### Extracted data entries

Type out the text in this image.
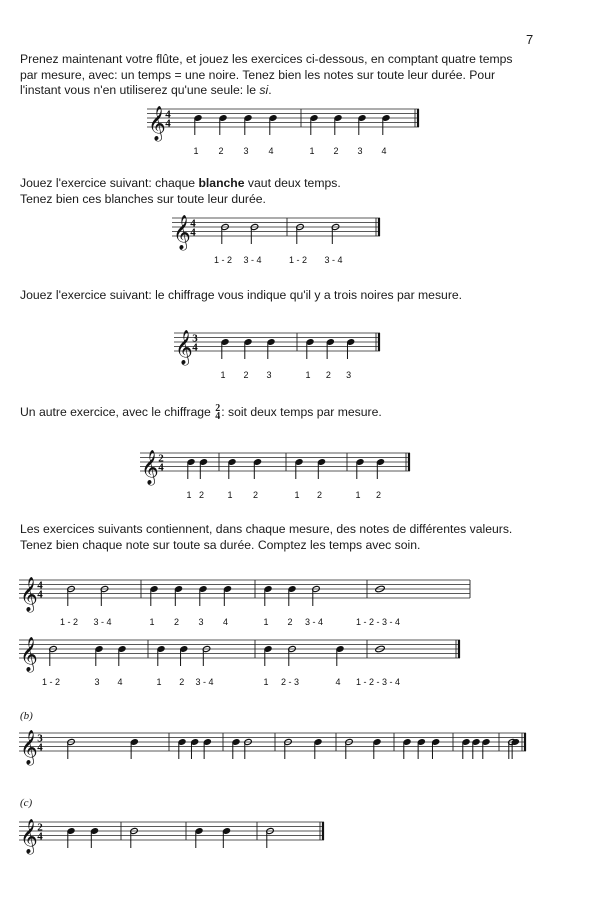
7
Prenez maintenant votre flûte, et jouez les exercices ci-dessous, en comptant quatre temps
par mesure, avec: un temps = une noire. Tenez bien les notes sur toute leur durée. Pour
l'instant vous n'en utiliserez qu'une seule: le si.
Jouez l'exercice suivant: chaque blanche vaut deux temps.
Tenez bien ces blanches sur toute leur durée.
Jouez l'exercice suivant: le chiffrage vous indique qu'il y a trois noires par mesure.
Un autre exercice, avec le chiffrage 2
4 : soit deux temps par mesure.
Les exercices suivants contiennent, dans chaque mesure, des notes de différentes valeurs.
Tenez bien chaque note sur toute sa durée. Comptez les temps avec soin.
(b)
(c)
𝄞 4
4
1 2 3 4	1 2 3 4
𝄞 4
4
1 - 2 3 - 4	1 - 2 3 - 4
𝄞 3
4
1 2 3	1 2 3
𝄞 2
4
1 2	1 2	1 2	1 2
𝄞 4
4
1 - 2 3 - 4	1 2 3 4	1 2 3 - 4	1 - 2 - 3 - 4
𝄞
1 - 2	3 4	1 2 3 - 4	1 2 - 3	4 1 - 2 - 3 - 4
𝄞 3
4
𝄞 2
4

--

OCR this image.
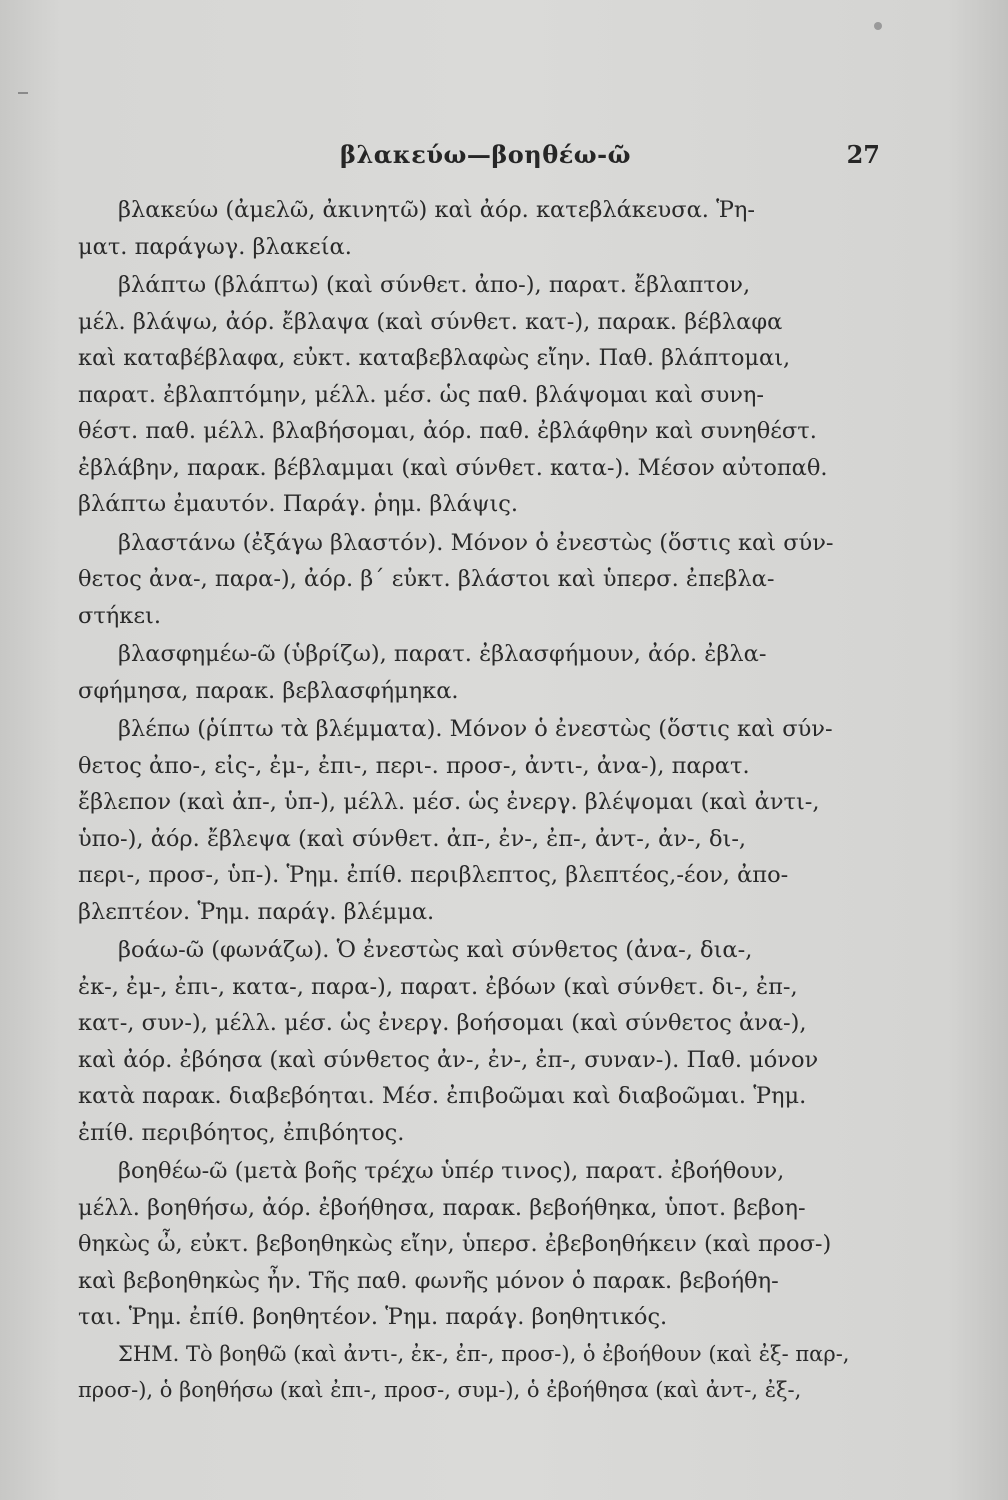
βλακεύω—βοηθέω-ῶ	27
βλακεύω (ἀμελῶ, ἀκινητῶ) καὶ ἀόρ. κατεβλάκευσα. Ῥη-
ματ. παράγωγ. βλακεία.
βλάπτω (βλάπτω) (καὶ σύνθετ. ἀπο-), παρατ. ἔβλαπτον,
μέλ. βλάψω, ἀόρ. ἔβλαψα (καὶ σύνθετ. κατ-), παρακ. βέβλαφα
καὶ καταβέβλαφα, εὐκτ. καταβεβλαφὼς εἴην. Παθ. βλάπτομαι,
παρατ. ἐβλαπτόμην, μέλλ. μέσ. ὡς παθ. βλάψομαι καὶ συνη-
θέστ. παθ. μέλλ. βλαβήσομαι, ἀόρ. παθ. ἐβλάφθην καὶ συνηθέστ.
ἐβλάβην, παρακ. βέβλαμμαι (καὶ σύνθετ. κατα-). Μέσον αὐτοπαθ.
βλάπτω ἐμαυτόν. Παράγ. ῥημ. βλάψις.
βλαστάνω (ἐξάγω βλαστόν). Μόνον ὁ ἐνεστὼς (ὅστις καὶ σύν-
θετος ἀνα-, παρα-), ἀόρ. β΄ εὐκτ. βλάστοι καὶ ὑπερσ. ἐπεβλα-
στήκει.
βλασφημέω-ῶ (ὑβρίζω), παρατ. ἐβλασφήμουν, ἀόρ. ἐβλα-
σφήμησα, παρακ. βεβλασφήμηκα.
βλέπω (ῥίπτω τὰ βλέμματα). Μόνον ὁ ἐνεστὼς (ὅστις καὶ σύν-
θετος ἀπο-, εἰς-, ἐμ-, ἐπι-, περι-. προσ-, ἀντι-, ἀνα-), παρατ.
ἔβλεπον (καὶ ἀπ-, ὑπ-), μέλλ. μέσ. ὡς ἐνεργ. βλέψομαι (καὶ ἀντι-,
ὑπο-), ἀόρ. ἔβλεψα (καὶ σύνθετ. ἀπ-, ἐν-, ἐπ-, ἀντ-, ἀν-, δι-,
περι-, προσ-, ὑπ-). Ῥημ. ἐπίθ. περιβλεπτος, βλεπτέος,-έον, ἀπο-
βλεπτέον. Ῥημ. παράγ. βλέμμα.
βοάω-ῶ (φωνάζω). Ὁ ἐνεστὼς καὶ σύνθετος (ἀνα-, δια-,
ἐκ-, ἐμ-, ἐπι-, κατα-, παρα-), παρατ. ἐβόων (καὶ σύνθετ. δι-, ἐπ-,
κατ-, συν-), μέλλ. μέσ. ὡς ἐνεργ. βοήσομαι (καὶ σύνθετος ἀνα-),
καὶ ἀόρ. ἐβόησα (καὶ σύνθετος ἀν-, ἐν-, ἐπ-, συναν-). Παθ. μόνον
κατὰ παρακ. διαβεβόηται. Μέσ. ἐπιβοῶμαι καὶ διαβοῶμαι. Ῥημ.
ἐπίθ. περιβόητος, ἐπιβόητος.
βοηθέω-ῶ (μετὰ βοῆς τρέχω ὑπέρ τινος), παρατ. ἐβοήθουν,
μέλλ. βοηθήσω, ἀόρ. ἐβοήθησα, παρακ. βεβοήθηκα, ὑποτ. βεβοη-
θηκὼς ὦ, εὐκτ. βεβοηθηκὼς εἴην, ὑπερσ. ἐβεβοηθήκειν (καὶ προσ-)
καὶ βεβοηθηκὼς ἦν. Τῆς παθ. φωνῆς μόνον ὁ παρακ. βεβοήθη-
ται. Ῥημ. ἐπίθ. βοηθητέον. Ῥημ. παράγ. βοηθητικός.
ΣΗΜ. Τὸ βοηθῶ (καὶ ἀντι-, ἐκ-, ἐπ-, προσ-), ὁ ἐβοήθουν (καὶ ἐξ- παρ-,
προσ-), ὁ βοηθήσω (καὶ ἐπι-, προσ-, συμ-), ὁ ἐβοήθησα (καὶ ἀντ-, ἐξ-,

==

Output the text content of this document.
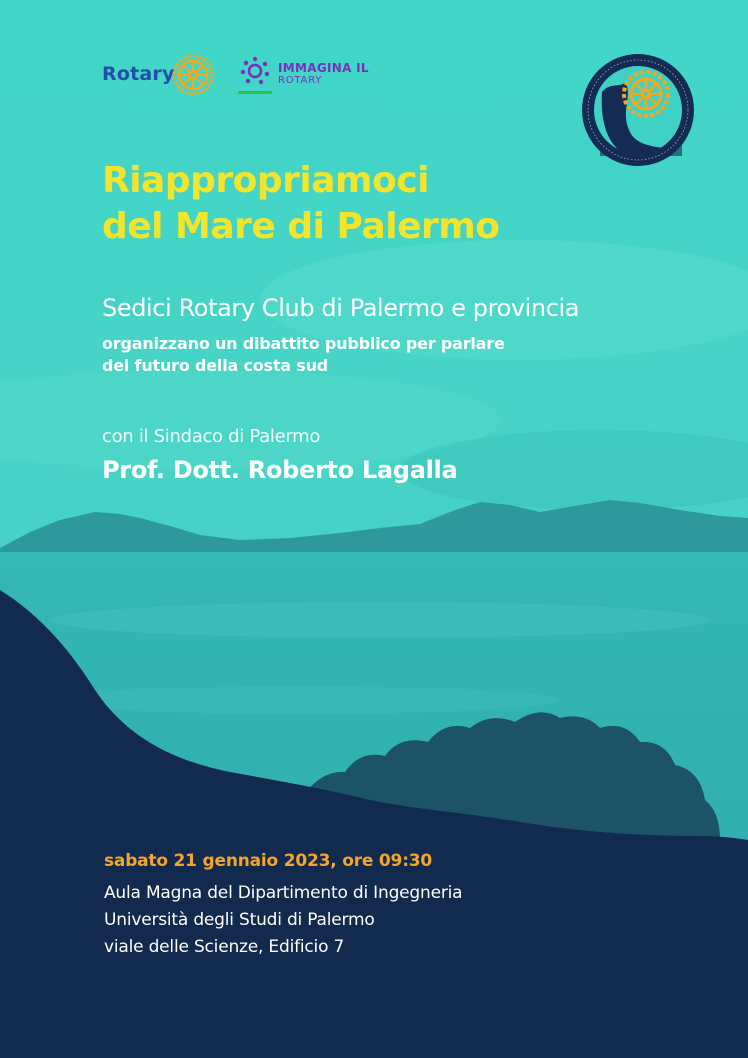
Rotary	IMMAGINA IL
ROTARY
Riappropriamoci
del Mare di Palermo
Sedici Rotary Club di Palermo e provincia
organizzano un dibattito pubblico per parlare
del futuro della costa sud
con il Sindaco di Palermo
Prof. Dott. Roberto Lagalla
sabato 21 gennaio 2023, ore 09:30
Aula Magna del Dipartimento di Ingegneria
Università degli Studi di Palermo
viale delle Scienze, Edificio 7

### What you should do
Your answer should be a single number: the count of lines that contain "image".

### Reply to the exercise
2